**EXERCISE MATERIAL:**
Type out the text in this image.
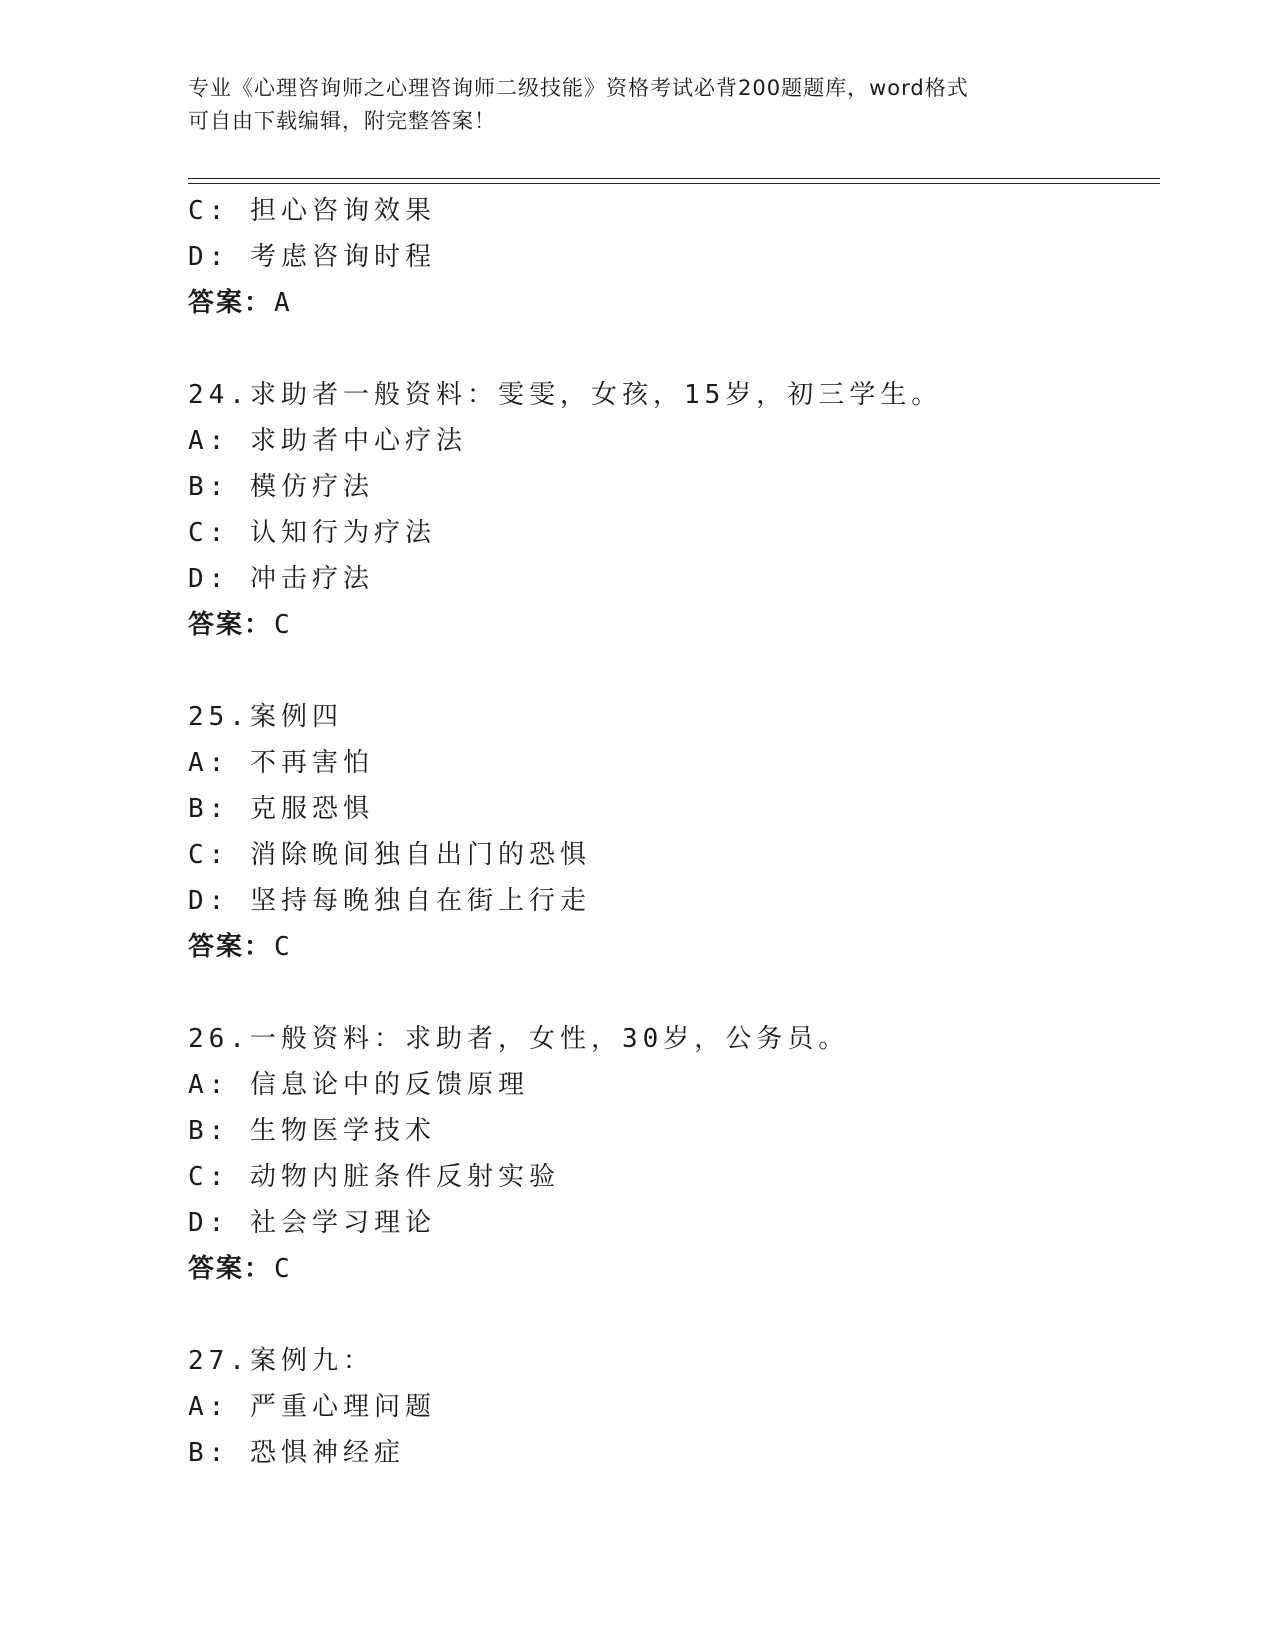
专业《心理咨询师之心理咨询师二级技能》资格考试必背200题题库，word格式
可自由下载编辑，附完整答案！
C: 担心咨询效果
D: 考虑咨询时程
答案：A
24.求助者一般资料：雯雯，女孩，15岁，初三学生。
A: 求助者中心疗法
B: 模仿疗法
C: 认知行为疗法
D: 冲击疗法
答案：C
25.案例四
A: 不再害怕
B: 克服恐惧
C: 消除晚间独自出门的恐惧
D: 坚持每晚独自在街上行走
答案：C
26.一般资料：求助者，女性，30岁，公务员。
A: 信息论中的反馈原理
B: 生物医学技术
C: 动物内脏条件反射实验
D: 社会学习理论
答案：C
27.案例九：
A: 严重心理问题
B: 恐惧神经症
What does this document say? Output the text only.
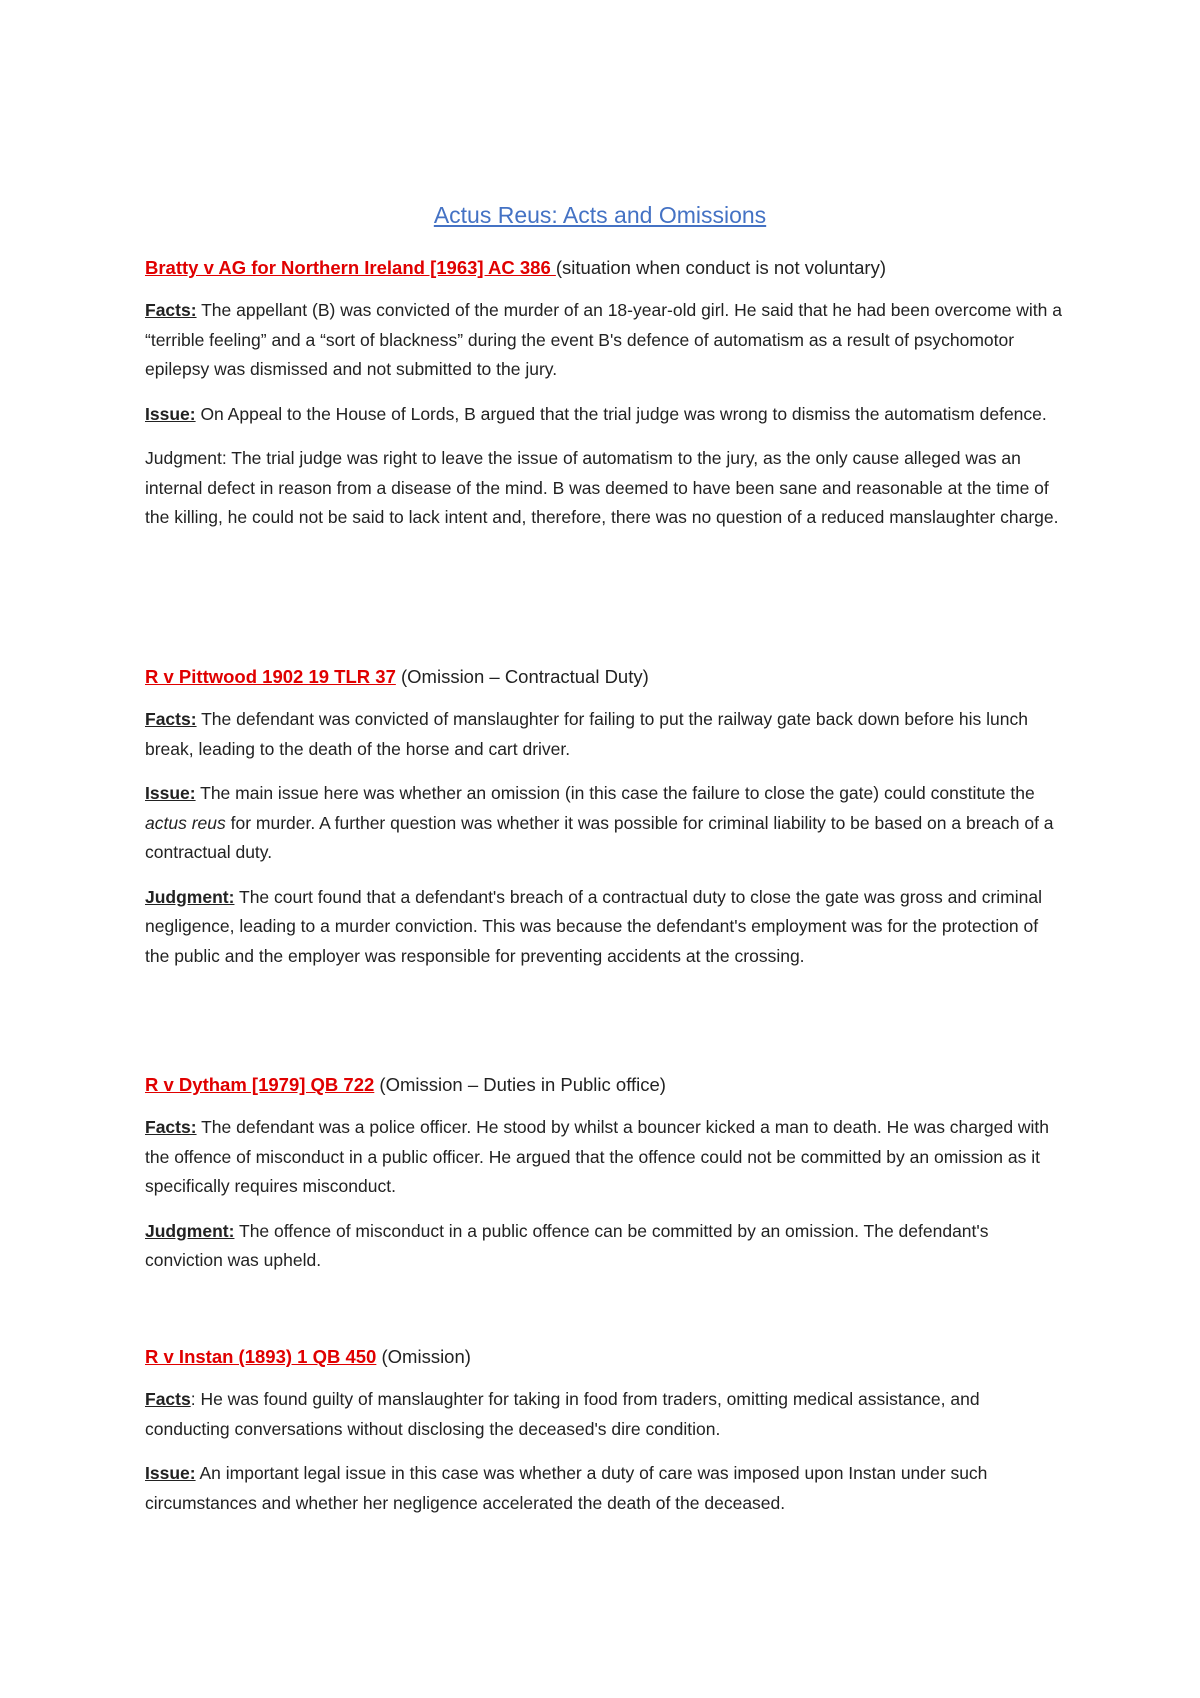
Actus Reus: Acts and Omissions

Bratty v AG for Northern Ireland [1963] AC 386 (situation when conduct is not voluntary)

Facts: The appellant (B) was convicted of the murder of an 18-year-old girl. He said that he had been overcome with a “terrible feeling” and a “sort of blackness” during the event B's defence of automatism as a result of psychomotor epilepsy was dismissed and not submitted to the jury.

Issue: On Appeal to the House of Lords, B argued that the trial judge was wrong to dismiss the automatism defence.

Judgment: The trial judge was right to leave the issue of automatism to the jury, as the only cause alleged was an internal defect in reason from a disease of the mind. B was deemed to have been sane and reasonable at the time of the killing, he could not be said to lack intent and, therefore, there was no question of a reduced manslaughter charge.

R v Pittwood 1902 19 TLR 37 (Omission – Contractual Duty)

Facts: The defendant was convicted of manslaughter for failing to put the railway gate back down before his lunch break, leading to the death of the horse and cart driver.

Issue: The main issue here was whether an omission (in this case the failure to close the gate) could constitute the actus reus for murder. A further question was whether it was possible for criminal liability to be based on a breach of a contractual duty.

Judgment: The court found that a defendant's breach of a contractual duty to close the gate was gross and criminal negligence, leading to a murder conviction. This was because the defendant's employment was for the protection of the public and the employer was responsible for preventing accidents at the crossing.

R v Dytham [1979] QB 722 (Omission – Duties in Public office)

Facts: The defendant was a police officer. He stood by whilst a bouncer kicked a man to death. He was charged with the offence of misconduct in a public officer. He argued that the offence could not be committed by an omission as it specifically requires misconduct.

Judgment: The offence of misconduct in a public offence can be committed by an omission. The defendant's conviction was upheld.

R v Instan (1893) 1 QB 450 (Omission)

Facts: He was found guilty of manslaughter for taking in food from traders, omitting medical assistance, and conducting conversations without disclosing the deceased's dire condition.

Issue: An important legal issue in this case was whether a duty of care was imposed upon Instan under such circumstances and whether her negligence accelerated the death of the deceased.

**TASK STATEMENT:**
Nothing but the pictures may be dropped; output the records above exactly.

**REPLY:**
Type out the text in this image.
专业《心理咨询师之心理咨询师二级技能》资格考试必背200题题库，word格式
可自由下载编辑，附完整答案！
C: 担心咨询效果
D: 考虑咨询时程
答案：A
24.求助者一般资料：雯雯，女孩，15岁，初三学生。
A: 求助者中心疗法
B: 模仿疗法
C: 认知行为疗法
D: 冲击疗法
答案：C
25.案例四
A: 不再害怕
B: 克服恐惧
C: 消除晚间独自出门的恐惧
D: 坚持每晚独自在街上行走
答案：C
26.一般资料：求助者，女性，30岁，公务员。
A: 信息论中的反馈原理
B: 生物医学技术
C: 动物内脏条件反射实验
D: 社会学习理论
答案：C
27.案例九：
A: 严重心理问题
B: 恐惧神经症
What does this document say? Output the text only.
Actus Reus: Acts and Omissions

Bratty v AG for Northern Ireland [1963] AC 386 (situation when conduct is not voluntary)

Facts: The appellant (B) was convicted of the murder of an 18-year-old girl. He said that he had been overcome with a “terrible feeling” and a “sort of blackness” during the event B's defence of automatism as a result of psychomotor epilepsy was dismissed and not submitted to the jury.

Issue: On Appeal to the House of Lords, B argued that the trial judge was wrong to dismiss the automatism defence.

Judgment: The trial judge was right to leave the issue of automatism to the jury, as the only cause alleged was an internal defect in reason from a disease of the mind. B was deemed to have been sane and reasonable at the time of the killing, he could not be said to lack intent and, therefore, there was no question of a reduced manslaughter charge.

R v Pittwood 1902 19 TLR 37 (Omission – Contractual Duty)

Facts: The defendant was convicted of manslaughter for failing to put the railway gate back down before his lunch break, leading to the death of the horse and cart driver.

Issue: The main issue here was whether an omission (in this case the failure to close the gate) could constitute the actus reus for murder. A further question was whether it was possible for criminal liability to be based on a breach of a contractual duty.

Judgment: The court found that a defendant's breach of a contractual duty to close the gate was gross and criminal negligence, leading to a murder conviction. This was because the defendant's employment was for the protection of the public and the employer was responsible for preventing accidents at the crossing.

R v Dytham [1979] QB 722 (Omission – Duties in Public office)

Facts: The defendant was a police officer. He stood by whilst a bouncer kicked a man to death. He was charged with the offence of misconduct in a public officer. He argued that the offence could not be committed by an omission as it specifically requires misconduct.

Judgment: The offence of misconduct in a public offence can be committed by an omission. The defendant's conviction was upheld.

R v Instan (1893) 1 QB 450 (Omission)

Facts: He was found guilty of manslaughter for taking in food from traders, omitting medical assistance, and conducting conversations without disclosing the deceased's dire condition.

Issue: An important legal issue in this case was whether a duty of care was imposed upon Instan under such circumstances and whether her negligence accelerated the death of the deceased.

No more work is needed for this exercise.